• **Work required**: Make an exact copy of the listing below.

(Collected data)
[Start]
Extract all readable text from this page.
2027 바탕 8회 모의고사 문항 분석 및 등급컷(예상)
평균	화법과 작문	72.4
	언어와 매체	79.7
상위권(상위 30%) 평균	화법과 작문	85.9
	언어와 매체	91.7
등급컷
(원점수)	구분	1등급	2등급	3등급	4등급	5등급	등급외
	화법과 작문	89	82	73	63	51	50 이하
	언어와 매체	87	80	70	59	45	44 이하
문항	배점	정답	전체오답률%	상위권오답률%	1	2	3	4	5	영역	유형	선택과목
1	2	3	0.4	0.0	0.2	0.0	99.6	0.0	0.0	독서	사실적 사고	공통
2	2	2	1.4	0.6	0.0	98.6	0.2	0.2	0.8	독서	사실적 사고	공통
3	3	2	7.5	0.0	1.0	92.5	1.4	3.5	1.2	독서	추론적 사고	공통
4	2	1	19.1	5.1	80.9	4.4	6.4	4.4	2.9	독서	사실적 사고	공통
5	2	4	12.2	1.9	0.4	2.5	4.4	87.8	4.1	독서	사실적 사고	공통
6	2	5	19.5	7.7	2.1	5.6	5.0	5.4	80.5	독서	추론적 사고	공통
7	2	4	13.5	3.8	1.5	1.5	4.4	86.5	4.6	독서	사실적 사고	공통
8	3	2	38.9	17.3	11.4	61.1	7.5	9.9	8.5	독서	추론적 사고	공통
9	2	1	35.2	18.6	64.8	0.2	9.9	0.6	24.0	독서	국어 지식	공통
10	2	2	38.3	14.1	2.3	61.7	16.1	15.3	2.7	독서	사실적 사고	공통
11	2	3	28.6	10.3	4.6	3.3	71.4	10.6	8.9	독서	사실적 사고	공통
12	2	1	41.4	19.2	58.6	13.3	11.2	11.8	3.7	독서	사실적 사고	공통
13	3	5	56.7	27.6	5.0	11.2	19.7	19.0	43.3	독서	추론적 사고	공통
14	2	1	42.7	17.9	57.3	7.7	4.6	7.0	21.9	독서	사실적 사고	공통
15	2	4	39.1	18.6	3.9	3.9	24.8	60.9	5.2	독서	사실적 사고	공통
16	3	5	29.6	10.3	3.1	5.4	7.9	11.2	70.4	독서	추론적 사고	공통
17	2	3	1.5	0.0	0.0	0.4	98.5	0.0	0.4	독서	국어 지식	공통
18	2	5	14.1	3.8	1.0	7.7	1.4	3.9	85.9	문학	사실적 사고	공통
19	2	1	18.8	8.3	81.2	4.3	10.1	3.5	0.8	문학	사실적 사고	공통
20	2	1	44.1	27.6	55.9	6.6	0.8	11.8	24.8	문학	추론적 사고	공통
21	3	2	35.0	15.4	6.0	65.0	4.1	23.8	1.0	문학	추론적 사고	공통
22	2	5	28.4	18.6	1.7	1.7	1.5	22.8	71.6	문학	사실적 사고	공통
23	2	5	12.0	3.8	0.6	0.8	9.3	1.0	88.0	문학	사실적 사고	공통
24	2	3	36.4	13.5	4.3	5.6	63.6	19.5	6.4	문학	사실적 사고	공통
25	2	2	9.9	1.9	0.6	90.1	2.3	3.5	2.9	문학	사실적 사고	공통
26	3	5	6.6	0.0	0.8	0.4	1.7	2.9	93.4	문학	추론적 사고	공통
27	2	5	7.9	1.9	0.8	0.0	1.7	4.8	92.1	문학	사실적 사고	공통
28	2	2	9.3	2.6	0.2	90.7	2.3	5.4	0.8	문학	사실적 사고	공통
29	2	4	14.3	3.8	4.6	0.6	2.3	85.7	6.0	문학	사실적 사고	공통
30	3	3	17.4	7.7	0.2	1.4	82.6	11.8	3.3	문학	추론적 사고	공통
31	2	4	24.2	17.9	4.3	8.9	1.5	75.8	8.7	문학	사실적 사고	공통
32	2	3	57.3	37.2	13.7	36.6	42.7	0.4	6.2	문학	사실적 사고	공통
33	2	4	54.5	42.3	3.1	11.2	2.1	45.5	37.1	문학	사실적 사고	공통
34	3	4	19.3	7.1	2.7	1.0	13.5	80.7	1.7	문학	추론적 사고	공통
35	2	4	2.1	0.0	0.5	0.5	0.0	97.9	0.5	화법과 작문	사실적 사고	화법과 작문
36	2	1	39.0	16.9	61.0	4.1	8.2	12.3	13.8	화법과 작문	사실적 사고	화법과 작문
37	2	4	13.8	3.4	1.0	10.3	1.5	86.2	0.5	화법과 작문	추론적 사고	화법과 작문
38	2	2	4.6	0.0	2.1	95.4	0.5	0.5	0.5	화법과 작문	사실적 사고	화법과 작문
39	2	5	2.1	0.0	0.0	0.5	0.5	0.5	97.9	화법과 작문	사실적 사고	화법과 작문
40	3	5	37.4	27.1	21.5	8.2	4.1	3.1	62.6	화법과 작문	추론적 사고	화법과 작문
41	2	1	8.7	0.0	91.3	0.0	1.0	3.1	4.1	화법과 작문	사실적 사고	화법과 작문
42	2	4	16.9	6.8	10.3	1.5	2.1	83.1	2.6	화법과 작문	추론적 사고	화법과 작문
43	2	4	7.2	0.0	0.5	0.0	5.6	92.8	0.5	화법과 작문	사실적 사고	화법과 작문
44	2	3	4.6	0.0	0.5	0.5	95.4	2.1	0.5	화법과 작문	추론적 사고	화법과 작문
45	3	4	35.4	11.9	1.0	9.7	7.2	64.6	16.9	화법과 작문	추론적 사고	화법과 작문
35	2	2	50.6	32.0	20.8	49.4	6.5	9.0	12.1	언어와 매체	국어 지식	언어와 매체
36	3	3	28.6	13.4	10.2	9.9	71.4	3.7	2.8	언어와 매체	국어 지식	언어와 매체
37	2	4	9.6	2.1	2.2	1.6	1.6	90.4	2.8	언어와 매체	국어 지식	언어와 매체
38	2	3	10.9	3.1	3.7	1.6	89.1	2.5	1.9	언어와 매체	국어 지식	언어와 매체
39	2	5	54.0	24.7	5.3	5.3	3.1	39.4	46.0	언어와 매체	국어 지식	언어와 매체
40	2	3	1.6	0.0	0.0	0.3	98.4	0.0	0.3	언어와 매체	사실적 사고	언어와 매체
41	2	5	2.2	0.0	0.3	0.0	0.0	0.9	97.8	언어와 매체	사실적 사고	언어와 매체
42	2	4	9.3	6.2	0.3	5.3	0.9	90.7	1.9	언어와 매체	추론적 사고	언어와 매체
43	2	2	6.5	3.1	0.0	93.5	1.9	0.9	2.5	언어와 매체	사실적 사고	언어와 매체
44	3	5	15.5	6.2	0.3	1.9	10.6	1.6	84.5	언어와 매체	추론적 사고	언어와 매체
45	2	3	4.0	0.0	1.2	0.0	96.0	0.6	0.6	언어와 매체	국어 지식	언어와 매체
[End]
• **Response to the task**:
Extract all readable text from this page.
2027 바탕 8회 모의고사 문항 분석 및 등급컷(예상)
평균	화법과 작문	72.4
	언어와 매체	79.7
상위권(상위 30%) 평균	화법과 작문	85.9
	언어와 매체	91.7
등급컷
(원점수)	구분	1등급	2등급	3등급	4등급	5등급	등급외
	화법과 작문	89	82	73	63	51	50 이하
	언어와 매체	87	80	70	59	45	44 이하
문항	배점	정답	전체오답률%	상위권오답률%	1	2	3	4	5	영역	유형	선택과목
1	2	3	0.4	0.0	0.2	0.0	99.6	0.0	0.0	독서	사실적 사고	공통
2	2	2	1.4	0.6	0.0	98.6	0.2	0.2	0.8	독서	사실적 사고	공통
3	3	2	7.5	0.0	1.0	92.5	1.4	3.5	1.2	독서	추론적 사고	공통
4	2	1	19.1	5.1	80.9	4.4	6.4	4.4	2.9	독서	사실적 사고	공통
5	2	4	12.2	1.9	0.4	2.5	4.4	87.8	4.1	독서	사실적 사고	공통
6	2	5	19.5	7.7	2.1	5.6	5.0	5.4	80.5	독서	추론적 사고	공통
7	2	4	13.5	3.8	1.5	1.5	4.4	86.5	4.6	독서	사실적 사고	공통
8	3	2	38.9	17.3	11.4	61.1	7.5	9.9	8.5	독서	추론적 사고	공통
9	2	1	35.2	18.6	64.8	0.2	9.9	0.6	24.0	독서	국어 지식	공통
10	2	2	38.3	14.1	2.3	61.7	16.1	15.3	2.7	독서	사실적 사고	공통
11	2	3	28.6	10.3	4.6	3.3	71.4	10.6	8.9	독서	사실적 사고	공통
12	2	1	41.4	19.2	58.6	13.3	11.2	11.8	3.7	독서	사실적 사고	공통
13	3	5	56.7	27.6	5.0	11.2	19.7	19.0	43.3	독서	추론적 사고	공통
14	2	1	42.7	17.9	57.3	7.7	4.6	7.0	21.9	독서	사실적 사고	공통
15	2	4	39.1	18.6	3.9	3.9	24.8	60.9	5.2	독서	사실적 사고	공통
16	3	5	29.6	10.3	3.1	5.4	7.9	11.2	70.4	독서	추론적 사고	공통
17	2	3	1.5	0.0	0.0	0.4	98.5	0.0	0.4	독서	국어 지식	공통
18	2	5	14.1	3.8	1.0	7.7	1.4	3.9	85.9	문학	사실적 사고	공통
19	2	1	18.8	8.3	81.2	4.3	10.1	3.5	0.8	문학	사실적 사고	공통
20	2	1	44.1	27.6	55.9	6.6	0.8	11.8	24.8	문학	추론적 사고	공통
21	3	2	35.0	15.4	6.0	65.0	4.1	23.8	1.0	문학	추론적 사고	공통
22	2	5	28.4	18.6	1.7	1.7	1.5	22.8	71.6	문학	사실적 사고	공통
23	2	5	12.0	3.8	0.6	0.8	9.3	1.0	88.0	문학	사실적 사고	공통
24	2	3	36.4	13.5	4.3	5.6	63.6	19.5	6.4	문학	사실적 사고	공통
25	2	2	9.9	1.9	0.6	90.1	2.3	3.5	2.9	문학	사실적 사고	공통
26	3	5	6.6	0.0	0.8	0.4	1.7	2.9	93.4	문학	추론적 사고	공통
27	2	5	7.9	1.9	0.8	0.0	1.7	4.8	92.1	문학	사실적 사고	공통
28	2	2	9.3	2.6	0.2	90.7	2.3	5.4	0.8	문학	사실적 사고	공통
29	2	4	14.3	3.8	4.6	0.6	2.3	85.7	6.0	문학	사실적 사고	공통
30	3	3	17.4	7.7	0.2	1.4	82.6	11.8	3.3	문학	추론적 사고	공통
31	2	4	24.2	17.9	4.3	8.9	1.5	75.8	8.7	문학	사실적 사고	공통
32	2	3	57.3	37.2	13.7	36.6	42.7	0.4	6.2	문학	사실적 사고	공통
33	2	4	54.5	42.3	3.1	11.2	2.1	45.5	37.1	문학	사실적 사고	공통
34	3	4	19.3	7.1	2.7	1.0	13.5	80.7	1.7	문학	추론적 사고	공통
35	2	4	2.1	0.0	0.5	0.5	0.0	97.9	0.5	화법과 작문	사실적 사고	화법과 작문
36	2	1	39.0	16.9	61.0	4.1	8.2	12.3	13.8	화법과 작문	사실적 사고	화법과 작문
37	2	4	13.8	3.4	1.0	10.3	1.5	86.2	0.5	화법과 작문	추론적 사고	화법과 작문
38	2	2	4.6	0.0	2.1	95.4	0.5	0.5	0.5	화법과 작문	사실적 사고	화법과 작문
39	2	5	2.1	0.0	0.0	0.5	0.5	0.5	97.9	화법과 작문	사실적 사고	화법과 작문
40	3	5	37.4	27.1	21.5	8.2	4.1	3.1	62.6	화법과 작문	추론적 사고	화법과 작문
41	2	1	8.7	0.0	91.3	0.0	1.0	3.1	4.1	화법과 작문	사실적 사고	화법과 작문
42	2	4	16.9	6.8	10.3	1.5	2.1	83.1	2.6	화법과 작문	추론적 사고	화법과 작문
43	2	4	7.2	0.0	0.5	0.0	5.6	92.8	0.5	화법과 작문	사실적 사고	화법과 작문
44	2	3	4.6	0.0	0.5	0.5	95.4	2.1	0.5	화법과 작문	추론적 사고	화법과 작문
45	3	4	35.4	11.9	1.0	9.7	7.2	64.6	16.9	화법과 작문	추론적 사고	화법과 작문
35	2	2	50.6	32.0	20.8	49.4	6.5	9.0	12.1	언어와 매체	국어 지식	언어와 매체
36	3	3	28.6	13.4	10.2	9.9	71.4	3.7	2.8	언어와 매체	국어 지식	언어와 매체
37	2	4	9.6	2.1	2.2	1.6	1.6	90.4	2.8	언어와 매체	국어 지식	언어와 매체
38	2	3	10.9	3.1	3.7	1.6	89.1	2.5	1.9	언어와 매체	국어 지식	언어와 매체
39	2	5	54.0	24.7	5.3	5.3	3.1	39.4	46.0	언어와 매체	국어 지식	언어와 매체
40	2	3	1.6	0.0	0.0	0.3	98.4	0.0	0.3	언어와 매체	사실적 사고	언어와 매체
41	2	5	2.2	0.0	0.3	0.0	0.0	0.9	97.8	언어와 매체	사실적 사고	언어와 매체
42	2	4	9.3	6.2	0.3	5.3	0.9	90.7	1.9	언어와 매체	추론적 사고	언어와 매체
43	2	2	6.5	3.1	0.0	93.5	1.9	0.9	2.5	언어와 매체	사실적 사고	언어와 매체
44	3	5	15.5	6.2	0.3	1.9	10.6	1.6	84.5	언어와 매체	추론적 사고	언어와 매체
45	2	3	4.0	0.0	1.2	0.0	96.0	0.6	0.6	언어와 매체	국어 지식	언어와 매체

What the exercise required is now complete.